** Start of RECORDS SUPPLIED **
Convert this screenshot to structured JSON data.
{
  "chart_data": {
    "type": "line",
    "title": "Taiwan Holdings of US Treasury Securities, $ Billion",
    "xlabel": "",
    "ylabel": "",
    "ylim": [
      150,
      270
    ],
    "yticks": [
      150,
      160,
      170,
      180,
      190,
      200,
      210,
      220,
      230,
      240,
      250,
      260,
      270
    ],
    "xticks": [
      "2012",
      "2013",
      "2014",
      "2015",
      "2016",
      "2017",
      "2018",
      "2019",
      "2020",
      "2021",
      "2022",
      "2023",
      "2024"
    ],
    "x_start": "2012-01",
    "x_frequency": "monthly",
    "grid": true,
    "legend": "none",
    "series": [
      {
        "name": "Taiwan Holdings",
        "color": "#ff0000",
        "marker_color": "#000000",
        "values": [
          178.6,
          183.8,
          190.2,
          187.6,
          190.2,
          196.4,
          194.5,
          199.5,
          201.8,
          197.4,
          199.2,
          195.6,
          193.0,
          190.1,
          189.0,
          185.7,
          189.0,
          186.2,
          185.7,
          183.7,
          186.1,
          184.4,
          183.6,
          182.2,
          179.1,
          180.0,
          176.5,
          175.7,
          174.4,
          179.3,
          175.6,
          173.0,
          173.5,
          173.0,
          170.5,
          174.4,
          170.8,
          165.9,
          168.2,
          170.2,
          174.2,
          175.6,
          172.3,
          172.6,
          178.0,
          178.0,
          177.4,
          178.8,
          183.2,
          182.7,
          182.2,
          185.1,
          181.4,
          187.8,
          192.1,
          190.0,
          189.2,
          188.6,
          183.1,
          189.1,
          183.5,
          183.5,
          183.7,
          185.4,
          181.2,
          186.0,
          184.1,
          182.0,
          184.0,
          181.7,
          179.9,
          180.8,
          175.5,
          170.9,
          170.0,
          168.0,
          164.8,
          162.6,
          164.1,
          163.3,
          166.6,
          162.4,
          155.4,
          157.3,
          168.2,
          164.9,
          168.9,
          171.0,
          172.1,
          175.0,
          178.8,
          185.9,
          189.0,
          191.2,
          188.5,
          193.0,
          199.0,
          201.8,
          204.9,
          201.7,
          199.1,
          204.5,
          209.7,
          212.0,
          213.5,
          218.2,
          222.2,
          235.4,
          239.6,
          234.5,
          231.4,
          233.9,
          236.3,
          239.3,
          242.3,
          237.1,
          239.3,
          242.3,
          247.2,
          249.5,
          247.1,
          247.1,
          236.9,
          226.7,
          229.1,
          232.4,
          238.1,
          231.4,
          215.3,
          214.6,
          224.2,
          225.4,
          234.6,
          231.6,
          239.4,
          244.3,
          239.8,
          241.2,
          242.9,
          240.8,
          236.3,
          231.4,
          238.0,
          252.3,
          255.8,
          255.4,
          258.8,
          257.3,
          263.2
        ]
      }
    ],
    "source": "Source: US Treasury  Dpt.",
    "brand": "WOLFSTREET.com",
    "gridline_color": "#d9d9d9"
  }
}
** End of RECORDS SUPPLIED **
### EXERCISE GOAL
Going over the lines above, work out how many include "Treasury", then give only that number.

### RESULT OF THE EXERCISE
2